Problem to work on: The answer must be an exact copy of every record.

The input:
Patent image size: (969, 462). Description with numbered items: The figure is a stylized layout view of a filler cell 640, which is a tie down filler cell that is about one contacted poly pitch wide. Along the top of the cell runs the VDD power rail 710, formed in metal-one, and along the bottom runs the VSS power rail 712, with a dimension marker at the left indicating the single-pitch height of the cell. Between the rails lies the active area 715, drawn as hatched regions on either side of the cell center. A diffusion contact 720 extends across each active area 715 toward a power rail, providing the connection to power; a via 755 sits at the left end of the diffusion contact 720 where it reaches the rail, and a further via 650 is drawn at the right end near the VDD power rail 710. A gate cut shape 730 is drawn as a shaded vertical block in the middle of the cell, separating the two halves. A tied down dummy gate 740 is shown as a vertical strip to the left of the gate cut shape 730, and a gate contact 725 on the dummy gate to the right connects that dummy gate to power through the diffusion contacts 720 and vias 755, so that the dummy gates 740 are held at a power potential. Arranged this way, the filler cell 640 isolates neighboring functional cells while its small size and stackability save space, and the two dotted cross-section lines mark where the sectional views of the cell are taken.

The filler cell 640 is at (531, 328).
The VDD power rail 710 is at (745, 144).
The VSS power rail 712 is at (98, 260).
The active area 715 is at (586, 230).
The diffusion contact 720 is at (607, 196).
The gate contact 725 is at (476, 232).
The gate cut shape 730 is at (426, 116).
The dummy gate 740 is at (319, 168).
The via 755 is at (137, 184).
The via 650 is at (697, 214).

Reply to the task:
Patent image size: (969, 462). Description with numbered items: The figure is a stylized layout view of a filler cell 640, which is a tie down filler cell that is about one contacted poly pitch wide. Along the top of the cell runs the VDD power rail 710, formed in metal-one, and along the bottom runs the VSS power rail 712, with a dimension marker at the left indicating the single-pitch height of the cell. Between the rails lies the active area 715, drawn as hatched regions on either side of the cell center. A diffusion contact 720 extends across each active area 715 toward a power rail, providing the connection to power; a via 755 sits at the left end of the diffusion contact 720 where it reaches the rail, and a further via 650 is drawn at the right end near the VDD power rail 710. A gate cut shape 730 is drawn as a shaded vertical block in the middle of the cell, separating the two halves. A tied down dummy gate 740 is shown as a vertical strip to the left of the gate cut shape 730, and a gate contact 725 on the dummy gate to the right connects that dummy gate to power through the diffusion contacts 720 and vias 755, so that the dummy gates 740 are held at a power potential. Arranged this way, the filler cell 640 isolates neighboring functional cells while its small size and stackability save space, and the two dotted cross-section lines mark where the sectional views of the cell are taken.

The filler cell 640 is at (531, 328).
The VDD power rail 710 is at (745, 144).
The VSS power rail 712 is at (98, 260).
The active area 715 is at (586, 230).
The diffusion contact 720 is at (607, 196).
The gate contact 725 is at (476, 232).
The gate cut shape 730 is at (426, 116).
The dummy gate 740 is at (319, 168).
The via 755 is at (137, 184).
The via 650 is at (697, 214).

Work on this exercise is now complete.